Records:
________________
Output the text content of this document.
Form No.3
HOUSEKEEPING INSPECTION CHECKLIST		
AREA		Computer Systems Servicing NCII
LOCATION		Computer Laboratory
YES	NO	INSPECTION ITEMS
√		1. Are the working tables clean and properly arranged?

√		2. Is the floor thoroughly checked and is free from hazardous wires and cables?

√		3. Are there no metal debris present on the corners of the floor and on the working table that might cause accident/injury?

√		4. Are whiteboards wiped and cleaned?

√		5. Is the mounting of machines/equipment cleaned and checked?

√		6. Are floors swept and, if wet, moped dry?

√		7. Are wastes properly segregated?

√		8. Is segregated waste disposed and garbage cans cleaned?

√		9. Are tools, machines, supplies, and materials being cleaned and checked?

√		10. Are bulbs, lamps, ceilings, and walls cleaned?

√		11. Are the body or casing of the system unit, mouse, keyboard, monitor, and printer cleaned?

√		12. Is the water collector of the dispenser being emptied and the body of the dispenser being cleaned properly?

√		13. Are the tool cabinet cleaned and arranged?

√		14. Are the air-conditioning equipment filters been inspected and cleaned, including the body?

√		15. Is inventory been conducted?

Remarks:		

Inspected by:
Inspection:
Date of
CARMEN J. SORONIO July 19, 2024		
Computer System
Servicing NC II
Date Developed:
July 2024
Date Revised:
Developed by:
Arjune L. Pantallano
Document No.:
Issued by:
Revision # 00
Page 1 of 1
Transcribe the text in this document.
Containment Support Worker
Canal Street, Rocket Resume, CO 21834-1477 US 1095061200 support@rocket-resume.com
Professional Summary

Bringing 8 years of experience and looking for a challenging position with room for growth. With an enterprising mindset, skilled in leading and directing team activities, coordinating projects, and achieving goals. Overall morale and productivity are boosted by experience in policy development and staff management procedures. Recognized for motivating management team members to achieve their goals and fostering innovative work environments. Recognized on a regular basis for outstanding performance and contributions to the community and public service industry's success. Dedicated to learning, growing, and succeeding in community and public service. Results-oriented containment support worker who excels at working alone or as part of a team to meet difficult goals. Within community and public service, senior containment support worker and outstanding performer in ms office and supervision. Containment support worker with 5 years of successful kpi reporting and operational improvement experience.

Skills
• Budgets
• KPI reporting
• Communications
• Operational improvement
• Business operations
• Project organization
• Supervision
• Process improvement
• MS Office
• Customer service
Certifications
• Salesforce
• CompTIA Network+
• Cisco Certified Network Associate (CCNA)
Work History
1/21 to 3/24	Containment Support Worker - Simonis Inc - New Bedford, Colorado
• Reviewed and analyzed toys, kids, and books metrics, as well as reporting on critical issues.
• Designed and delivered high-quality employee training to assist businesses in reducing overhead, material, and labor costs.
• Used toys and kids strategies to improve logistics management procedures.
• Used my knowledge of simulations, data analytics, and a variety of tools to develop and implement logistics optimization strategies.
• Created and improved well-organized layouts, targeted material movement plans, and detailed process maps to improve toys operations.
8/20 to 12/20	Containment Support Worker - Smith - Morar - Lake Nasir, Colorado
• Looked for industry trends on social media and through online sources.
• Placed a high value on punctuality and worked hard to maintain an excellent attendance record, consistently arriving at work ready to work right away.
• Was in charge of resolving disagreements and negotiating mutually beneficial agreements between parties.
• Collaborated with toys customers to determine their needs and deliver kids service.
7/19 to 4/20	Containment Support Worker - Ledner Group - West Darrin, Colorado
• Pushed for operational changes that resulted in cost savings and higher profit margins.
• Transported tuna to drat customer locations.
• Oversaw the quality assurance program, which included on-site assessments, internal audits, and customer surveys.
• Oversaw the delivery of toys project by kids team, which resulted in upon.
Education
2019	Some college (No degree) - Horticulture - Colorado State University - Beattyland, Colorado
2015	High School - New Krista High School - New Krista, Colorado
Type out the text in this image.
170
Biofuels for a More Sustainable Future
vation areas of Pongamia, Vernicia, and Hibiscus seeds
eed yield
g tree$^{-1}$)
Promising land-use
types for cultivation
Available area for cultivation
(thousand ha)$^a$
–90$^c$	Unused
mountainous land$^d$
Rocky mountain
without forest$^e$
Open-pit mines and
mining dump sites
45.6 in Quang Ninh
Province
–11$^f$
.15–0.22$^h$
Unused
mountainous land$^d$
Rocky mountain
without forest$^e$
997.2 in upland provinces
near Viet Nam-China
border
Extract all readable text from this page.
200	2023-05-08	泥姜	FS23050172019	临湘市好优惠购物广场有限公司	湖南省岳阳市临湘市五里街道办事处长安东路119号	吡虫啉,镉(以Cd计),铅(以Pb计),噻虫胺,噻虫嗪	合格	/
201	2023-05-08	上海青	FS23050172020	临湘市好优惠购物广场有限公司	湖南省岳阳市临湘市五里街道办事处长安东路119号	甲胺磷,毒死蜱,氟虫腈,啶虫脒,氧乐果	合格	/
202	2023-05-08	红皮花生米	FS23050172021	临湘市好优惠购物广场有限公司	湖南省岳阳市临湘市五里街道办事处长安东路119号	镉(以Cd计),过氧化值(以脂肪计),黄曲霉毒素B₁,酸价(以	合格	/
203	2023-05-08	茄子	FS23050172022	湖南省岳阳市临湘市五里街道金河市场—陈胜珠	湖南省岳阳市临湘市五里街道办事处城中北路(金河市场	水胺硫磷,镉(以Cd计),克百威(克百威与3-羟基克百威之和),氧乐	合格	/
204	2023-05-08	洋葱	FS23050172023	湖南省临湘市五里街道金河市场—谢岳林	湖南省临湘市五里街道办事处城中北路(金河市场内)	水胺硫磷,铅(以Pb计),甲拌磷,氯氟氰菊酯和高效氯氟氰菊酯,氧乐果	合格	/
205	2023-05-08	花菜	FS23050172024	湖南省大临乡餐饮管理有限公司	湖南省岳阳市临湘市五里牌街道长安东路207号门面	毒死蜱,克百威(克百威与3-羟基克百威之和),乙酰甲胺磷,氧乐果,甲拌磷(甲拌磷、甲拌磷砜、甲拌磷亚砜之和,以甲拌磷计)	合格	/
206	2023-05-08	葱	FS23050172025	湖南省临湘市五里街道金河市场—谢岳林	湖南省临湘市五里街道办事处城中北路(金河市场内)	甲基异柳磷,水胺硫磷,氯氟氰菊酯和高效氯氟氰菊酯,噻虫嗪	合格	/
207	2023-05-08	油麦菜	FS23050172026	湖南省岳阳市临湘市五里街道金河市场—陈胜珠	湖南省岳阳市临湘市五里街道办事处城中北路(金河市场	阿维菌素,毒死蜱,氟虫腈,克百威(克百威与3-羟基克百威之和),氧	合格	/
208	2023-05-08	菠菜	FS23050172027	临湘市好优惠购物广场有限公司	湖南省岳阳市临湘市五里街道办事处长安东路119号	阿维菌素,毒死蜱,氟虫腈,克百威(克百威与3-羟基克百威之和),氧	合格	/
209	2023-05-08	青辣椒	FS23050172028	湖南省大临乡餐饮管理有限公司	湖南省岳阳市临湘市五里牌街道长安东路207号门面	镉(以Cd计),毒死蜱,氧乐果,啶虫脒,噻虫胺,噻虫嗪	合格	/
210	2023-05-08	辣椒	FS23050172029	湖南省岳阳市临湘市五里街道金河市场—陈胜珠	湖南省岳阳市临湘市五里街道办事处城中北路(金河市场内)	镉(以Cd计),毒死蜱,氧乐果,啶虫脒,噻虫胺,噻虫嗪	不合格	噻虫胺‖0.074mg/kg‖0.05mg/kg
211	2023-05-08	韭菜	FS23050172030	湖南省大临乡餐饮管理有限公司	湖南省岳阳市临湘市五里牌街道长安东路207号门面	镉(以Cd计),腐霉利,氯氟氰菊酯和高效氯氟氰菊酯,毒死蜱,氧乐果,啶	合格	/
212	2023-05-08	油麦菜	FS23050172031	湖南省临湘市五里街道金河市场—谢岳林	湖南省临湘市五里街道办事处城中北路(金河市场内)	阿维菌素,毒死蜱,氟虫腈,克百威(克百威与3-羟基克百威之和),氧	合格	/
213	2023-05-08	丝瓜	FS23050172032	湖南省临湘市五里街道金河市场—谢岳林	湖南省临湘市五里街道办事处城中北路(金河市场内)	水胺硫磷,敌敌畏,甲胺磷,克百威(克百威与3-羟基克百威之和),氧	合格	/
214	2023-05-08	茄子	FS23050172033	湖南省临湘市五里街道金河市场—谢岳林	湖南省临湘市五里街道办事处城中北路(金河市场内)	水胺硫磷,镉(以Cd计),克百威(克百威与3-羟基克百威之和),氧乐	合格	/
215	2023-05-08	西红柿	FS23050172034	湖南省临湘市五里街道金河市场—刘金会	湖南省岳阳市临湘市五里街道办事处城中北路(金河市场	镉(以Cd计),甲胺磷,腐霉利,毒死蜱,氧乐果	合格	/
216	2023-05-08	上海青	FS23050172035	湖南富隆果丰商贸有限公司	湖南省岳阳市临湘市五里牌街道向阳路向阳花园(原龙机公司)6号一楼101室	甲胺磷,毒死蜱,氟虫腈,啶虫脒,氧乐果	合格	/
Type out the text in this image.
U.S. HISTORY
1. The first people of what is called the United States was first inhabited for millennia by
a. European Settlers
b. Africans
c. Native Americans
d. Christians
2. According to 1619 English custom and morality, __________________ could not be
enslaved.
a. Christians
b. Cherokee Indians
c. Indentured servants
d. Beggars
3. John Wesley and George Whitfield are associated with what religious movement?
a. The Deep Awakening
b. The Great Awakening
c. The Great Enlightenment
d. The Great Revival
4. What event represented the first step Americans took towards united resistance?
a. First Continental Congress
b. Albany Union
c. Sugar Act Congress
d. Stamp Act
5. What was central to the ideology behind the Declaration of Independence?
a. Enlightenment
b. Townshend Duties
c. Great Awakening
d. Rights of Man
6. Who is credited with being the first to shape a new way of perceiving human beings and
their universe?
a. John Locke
________________
- [WHAT IS EXPECTED]
What is the number of lines in the data holding the word "which"? Reply with that number only.

- [RIGHT ANSWER]
2